## START EXCERPTED DATA
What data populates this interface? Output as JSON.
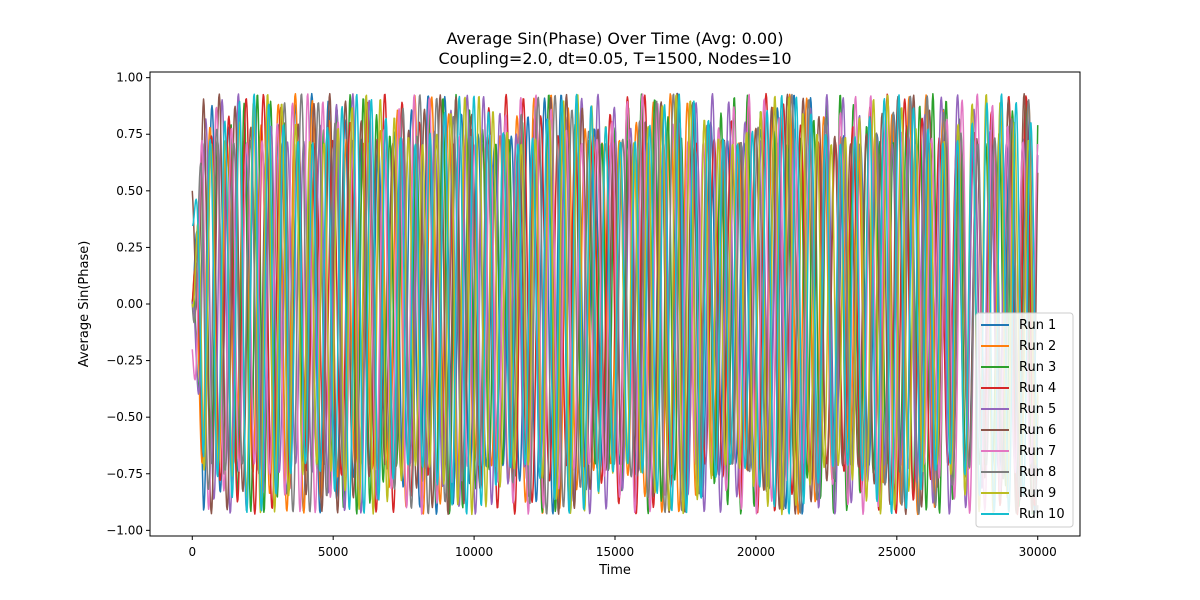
{
  "chart_data": {
    "type": "line",
    "title": "Average Sin(Phase) Over Time (Avg: 0.00)",
    "subtitle": "Coupling=2.0, dt=0.05, T=1500, Nodes=10",
    "xlabel": "Time",
    "ylabel": "Average Sin(Phase)",
    "xlim": [
      -1500,
      31500
    ],
    "ylim": [
      -1.025,
      1.025
    ],
    "xticks": [
      0,
      5000,
      10000,
      15000,
      20000,
      25000,
      30000
    ],
    "xtick_labels": [
      "0",
      "5000",
      "10000",
      "15000",
      "20000",
      "25000",
      "30000"
    ],
    "yticks": [
      -1.0,
      -0.75,
      -0.5,
      -0.25,
      0.0,
      0.25,
      0.5,
      0.75,
      1.0
    ],
    "ytick_labels": [
      "−1.00",
      "−0.75",
      "−0.50",
      "−0.25",
      "0.00",
      "0.25",
      "0.50",
      "0.75",
      "1.00"
    ],
    "grid": false,
    "legend_position": "lower-right",
    "x_range": [
      0,
      30000
    ],
    "amplitude": 0.93,
    "series": [
      {
        "name": "Run 1",
        "color": "#1f77b4",
        "period": 590,
        "phase": 0.4,
        "start": 0.0
      },
      {
        "name": "Run 2",
        "color": "#ff7f0e",
        "period": 605,
        "phase": 1.3,
        "start": 0.0
      },
      {
        "name": "Run 3",
        "color": "#2ca02c",
        "period": 470,
        "phase": 2.1,
        "start": 0.0
      },
      {
        "name": "Run 4",
        "color": "#d62728",
        "period": 615,
        "phase": 0.9,
        "start": 0.0
      },
      {
        "name": "Run 5",
        "color": "#9467bd",
        "period": 580,
        "phase": 2.7,
        "start": 0.0
      },
      {
        "name": "Run 6",
        "color": "#8c564b",
        "period": 560,
        "phase": 3.4,
        "start": 0.5
      },
      {
        "name": "Run 7",
        "color": "#e377c2",
        "period": 540,
        "phase": 4.2,
        "start": -0.2
      },
      {
        "name": "Run 8",
        "color": "#7f7f7f",
        "period": 600,
        "phase": 5.0,
        "start": 0.0
      },
      {
        "name": "Run 9",
        "color": "#bcbd22",
        "period": 500,
        "phase": 5.7,
        "start": 0.0
      },
      {
        "name": "Run 10",
        "color": "#17becf",
        "period": 520,
        "phase": 0.2,
        "start": 0.35
      }
    ]
  }
}
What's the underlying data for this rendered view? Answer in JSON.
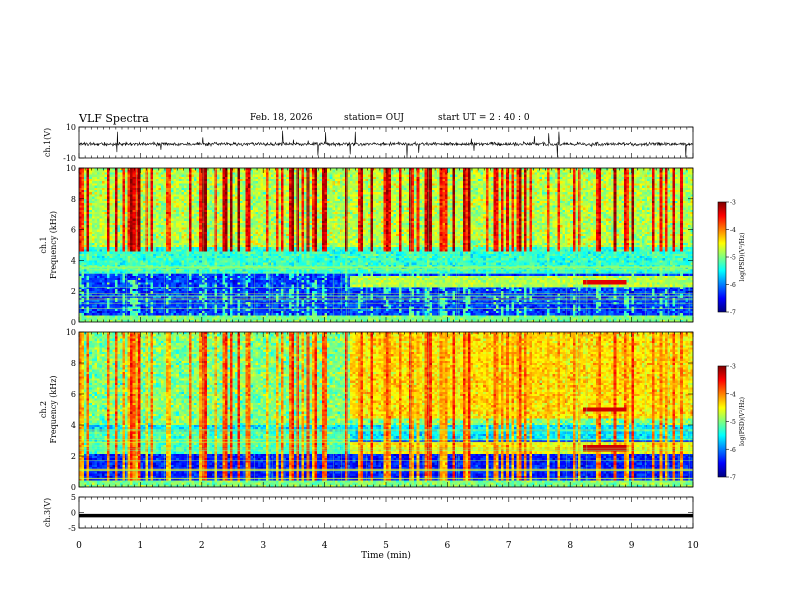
{
  "header": {
    "title": "VLF Spectra",
    "date": "Feb. 18, 2026",
    "station": "station= OUJ",
    "start": "start  UT =  2 : 40 : 0"
  },
  "colors": {
    "colormap": [
      "#00007f",
      "#0000ff",
      "#007fff",
      "#00ffff",
      "#7fff7f",
      "#ffff00",
      "#ff7f00",
      "#ff0000",
      "#7f0000"
    ]
  },
  "chart_data": [
    {
      "type": "line",
      "panel": "ch1-waveform",
      "ylabel": "ch.1(V)",
      "ylim": [
        -10,
        10
      ],
      "yticks": [
        "10",
        "-10"
      ],
      "xlim": [
        0,
        10
      ],
      "description_level": -1
    },
    {
      "type": "heatmap",
      "panel": "ch1-spectrogram",
      "ylabel": "ch.1\nFrequency (kHz)",
      "ylim": [
        0,
        10
      ],
      "yticks": [
        "0",
        "2",
        "4",
        "6",
        "8",
        "10"
      ],
      "xlim": [
        0,
        10
      ],
      "colorbar": {
        "label": "log(PSD)(V²/Hz)",
        "range": [
          -7,
          -3
        ],
        "ticks": [
          "-3",
          "-4",
          "-5",
          "-6",
          "-7"
        ]
      },
      "features": {
        "bg_cutoff_khz": 4.8,
        "step_time_min": 4.4,
        "band_khz": 2.6,
        "red_band_start_min": 8.2,
        "red_band_end_min": 8.9
      }
    },
    {
      "type": "heatmap",
      "panel": "ch2-spectrogram",
      "ylabel": "ch.2\nFrequency (kHz)",
      "ylim": [
        0,
        10
      ],
      "yticks": [
        "0",
        "2",
        "4",
        "6",
        "8",
        "10"
      ],
      "xlim": [
        0,
        10
      ],
      "colorbar": {
        "label": "log(PSD)(V²/Hz)",
        "range": [
          -7,
          -3
        ],
        "ticks": [
          "-3",
          "-4",
          "-5",
          "-6",
          "-7"
        ]
      },
      "features": {
        "step_time_min": 4.4,
        "band_khz": 2.5,
        "band2_khz": 5.0,
        "red_band_start_min": 8.2,
        "red_band_end_min": 8.9
      }
    },
    {
      "type": "line",
      "panel": "ch3-waveform",
      "ylabel": "ch.3(V)",
      "ylim": [
        -5,
        5
      ],
      "yticks": [
        "5",
        "0",
        "-5"
      ],
      "xlim": [
        0,
        10
      ],
      "level": -1
    }
  ],
  "xaxis": {
    "label": "Time (min)",
    "ticks": [
      "0",
      "1",
      "2",
      "3",
      "4",
      "5",
      "6",
      "7",
      "8",
      "9",
      "10"
    ],
    "range": [
      0,
      10
    ]
  }
}
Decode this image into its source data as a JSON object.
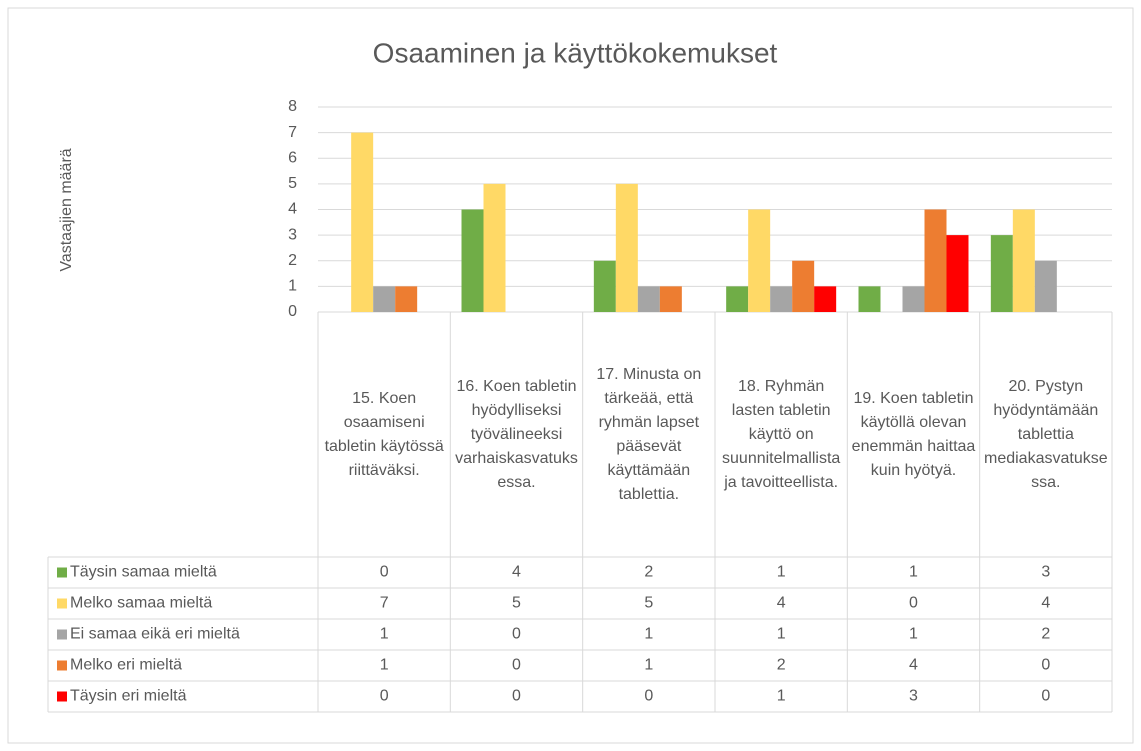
{
  "chart_data": {
    "type": "bar",
    "title": "Osaaminen ja käyttökokemukset",
    "y_axis_label": "Vastaajien määrä",
    "categories": [
      "15. Koen osaamiseni tabletin käytössä riittäväksi.",
      "16. Koen tabletin hyödylliseksi työvälineeksi varhaiskasvatuksessa.",
      "17. Minusta on tärkeää, että ryhmän lapset pääsevät käyttämään tablettia.",
      "18. Ryhmän lasten tabletin käyttö on suunnitelmallista ja tavoitteellista.",
      "19. Koen tabletin käytöllä olevan enemmän haittaa kuin hyötyä.",
      "20. Pystyn hyödyntämään tablettia mediakasvatuksessa."
    ],
    "series": [
      {
        "name": "Täysin samaa mieltä",
        "color": "#70ad47",
        "values": [
          0,
          4,
          2,
          1,
          1,
          3
        ]
      },
      {
        "name": "Melko samaa mieltä",
        "color": "#ffd966",
        "values": [
          7,
          5,
          5,
          4,
          0,
          4
        ]
      },
      {
        "name": "Ei samaa eikä eri mieltä",
        "color": "#a5a5a5",
        "values": [
          1,
          0,
          1,
          1,
          1,
          2
        ]
      },
      {
        "name": "Melko eri mieltä",
        "color": "#ed7d31",
        "values": [
          1,
          0,
          1,
          2,
          4,
          0
        ]
      },
      {
        "name": "Täysin eri mieltä",
        "color": "#ff0000",
        "values": [
          0,
          0,
          0,
          1,
          3,
          0
        ]
      }
    ],
    "ylim": [
      0,
      8
    ],
    "yticks": [
      0,
      1,
      2,
      3,
      4,
      5,
      6,
      7,
      8
    ],
    "grid": true,
    "data_table": true
  }
}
## END EXCERPTED DATA
▶ _THE TASK_:
The records above are to be quoted exactly, with all pictures left out.

▶ _ANSWER TO THE EXERCISE_:
What data populates this interface? Output as JSON.
{
  "chart_data": {
    "type": "line",
    "title": "Average Sin(Phase) Over Time (Avg: 0.00)",
    "subtitle": "Coupling=2.0, dt=0.05, T=1500, Nodes=10",
    "xlabel": "Time",
    "ylabel": "Average Sin(Phase)",
    "xlim": [
      -1500,
      31500
    ],
    "ylim": [
      -1.025,
      1.025
    ],
    "xticks": [
      0,
      5000,
      10000,
      15000,
      20000,
      25000,
      30000
    ],
    "xtick_labels": [
      "0",
      "5000",
      "10000",
      "15000",
      "20000",
      "25000",
      "30000"
    ],
    "yticks": [
      -1.0,
      -0.75,
      -0.5,
      -0.25,
      0.0,
      0.25,
      0.5,
      0.75,
      1.0
    ],
    "ytick_labels": [
      "−1.00",
      "−0.75",
      "−0.50",
      "−0.25",
      "0.00",
      "0.25",
      "0.50",
      "0.75",
      "1.00"
    ],
    "grid": false,
    "legend_position": "lower-right",
    "x_range": [
      0,
      30000
    ],
    "amplitude": 0.93,
    "series": [
      {
        "name": "Run 1",
        "color": "#1f77b4",
        "period": 590,
        "phase": 0.4,
        "start": 0.0
      },
      {
        "name": "Run 2",
        "color": "#ff7f0e",
        "period": 605,
        "phase": 1.3,
        "start": 0.0
      },
      {
        "name": "Run 3",
        "color": "#2ca02c",
        "period": 470,
        "phase": 2.1,
        "start": 0.0
      },
      {
        "name": "Run 4",
        "color": "#d62728",
        "period": 615,
        "phase": 0.9,
        "start": 0.0
      },
      {
        "name": "Run 5",
        "color": "#9467bd",
        "period": 580,
        "phase": 2.7,
        "start": 0.0
      },
      {
        "name": "Run 6",
        "color": "#8c564b",
        "period": 560,
        "phase": 3.4,
        "start": 0.5
      },
      {
        "name": "Run 7",
        "color": "#e377c2",
        "period": 540,
        "phase": 4.2,
        "start": -0.2
      },
      {
        "name": "Run 8",
        "color": "#7f7f7f",
        "period": 600,
        "phase": 5.0,
        "start": 0.0
      },
      {
        "name": "Run 9",
        "color": "#bcbd22",
        "period": 500,
        "phase": 5.7,
        "start": 0.0
      },
      {
        "name": "Run 10",
        "color": "#17becf",
        "period": 520,
        "phase": 0.2,
        "start": 0.35
      }
    ]
  }
}
What's the underlying data for this rendered view? Answer in JSON.
{
  "header": {
    "title": "VLF Spectra",
    "date": "Feb. 18, 2026",
    "station": "station= OUJ",
    "start": "start  UT =  2 : 40 : 0"
  },
  "colors": {
    "colormap": [
      "#00007f",
      "#0000ff",
      "#007fff",
      "#00ffff",
      "#7fff7f",
      "#ffff00",
      "#ff7f00",
      "#ff0000",
      "#7f0000"
    ]
  },
  "chart_data": [
    {
      "type": "line",
      "panel": "ch1-waveform",
      "ylabel": "ch.1(V)",
      "ylim": [
        -10,
        10
      ],
      "yticks": [
        "10",
        "-10"
      ],
      "xlim": [
        0,
        10
      ],
      "description_level": -1
    },
    {
      "type": "heatmap",
      "panel": "ch1-spectrogram",
      "ylabel": "ch.1\nFrequency (kHz)",
      "ylim": [
        0,
        10
      ],
      "yticks": [
        "0",
        "2",
        "4",
        "6",
        "8",
        "10"
      ],
      "xlim": [
        0,
        10
      ],
      "colorbar": {
        "label": "log(PSD)(V²/Hz)",
        "range": [
          -7,
          -3
        ],
        "ticks": [
          "-3",
          "-4",
          "-5",
          "-6",
          "-7"
        ]
      },
      "features": {
        "bg_cutoff_khz": 4.8,
        "step_time_min": 4.4,
        "band_khz": 2.6,
        "red_band_start_min": 8.2,
        "red_band_end_min": 8.9
      }
    },
    {
      "type": "heatmap",
      "panel": "ch2-spectrogram",
      "ylabel": "ch.2\nFrequency (kHz)",
      "ylim": [
        0,
        10
      ],
      "yticks": [
        "0",
        "2",
        "4",
        "6",
        "8",
        "10"
      ],
      "xlim": [
        0,
        10
      ],
      "colorbar": {
        "label": "log(PSD)(V²/Hz)",
        "range": [
          -7,
          -3
        ],
        "ticks": [
          "-3",
          "-4",
          "-5",
          "-6",
          "-7"
        ]
      },
      "features": {
        "step_time_min": 4.4,
        "band_khz": 2.5,
        "band2_khz": 5.0,
        "red_band_start_min": 8.2,
        "red_band_end_min": 8.9
      }
    },
    {
      "type": "line",
      "panel": "ch3-waveform",
      "ylabel": "ch.3(V)",
      "ylim": [
        -5,
        5
      ],
      "yticks": [
        "5",
        "0",
        "-5"
      ],
      "xlim": [
        0,
        10
      ],
      "level": -1
    }
  ],
  "xaxis": {
    "label": "Time (min)",
    "ticks": [
      "0",
      "1",
      "2",
      "3",
      "4",
      "5",
      "6",
      "7",
      "8",
      "9",
      "10"
    ],
    "range": [
      0,
      10
    ]
  }
}
Decode this image into its source data as a JSON object.
{
  "chart_data": {
    "type": "bar",
    "title": "Osaaminen ja käyttökokemukset",
    "y_axis_label": "Vastaajien määrä",
    "categories": [
      "15. Koen osaamiseni tabletin käytössä riittäväksi.",
      "16. Koen tabletin hyödylliseksi työvälineeksi varhaiskasvatuksessa.",
      "17. Minusta on tärkeää, että ryhmän lapset pääsevät käyttämään tablettia.",
      "18. Ryhmän lasten tabletin käyttö on suunnitelmallista ja tavoitteellista.",
      "19. Koen tabletin käytöllä olevan enemmän haittaa kuin hyötyä.",
      "20. Pystyn hyödyntämään tablettia mediakasvatuksessa."
    ],
    "series": [
      {
        "name": "Täysin samaa mieltä",
        "color": "#70ad47",
        "values": [
          0,
          4,
          2,
          1,
          1,
          3
        ]
      },
      {
        "name": "Melko samaa mieltä",
        "color": "#ffd966",
        "values": [
          7,
          5,
          5,
          4,
          0,
          4
        ]
      },
      {
        "name": "Ei samaa eikä eri mieltä",
        "color": "#a5a5a5",
        "values": [
          1,
          0,
          1,
          1,
          1,
          2
        ]
      },
      {
        "name": "Melko eri mieltä",
        "color": "#ed7d31",
        "values": [
          1,
          0,
          1,
          2,
          4,
          0
        ]
      },
      {
        "name": "Täysin eri mieltä",
        "color": "#ff0000",
        "values": [
          0,
          0,
          0,
          1,
          3,
          0
        ]
      }
    ],
    "ylim": [
      0,
      8
    ],
    "yticks": [
      0,
      1,
      2,
      3,
      4,
      5,
      6,
      7,
      8
    ],
    "grid": true,
    "data_table": true
  }
}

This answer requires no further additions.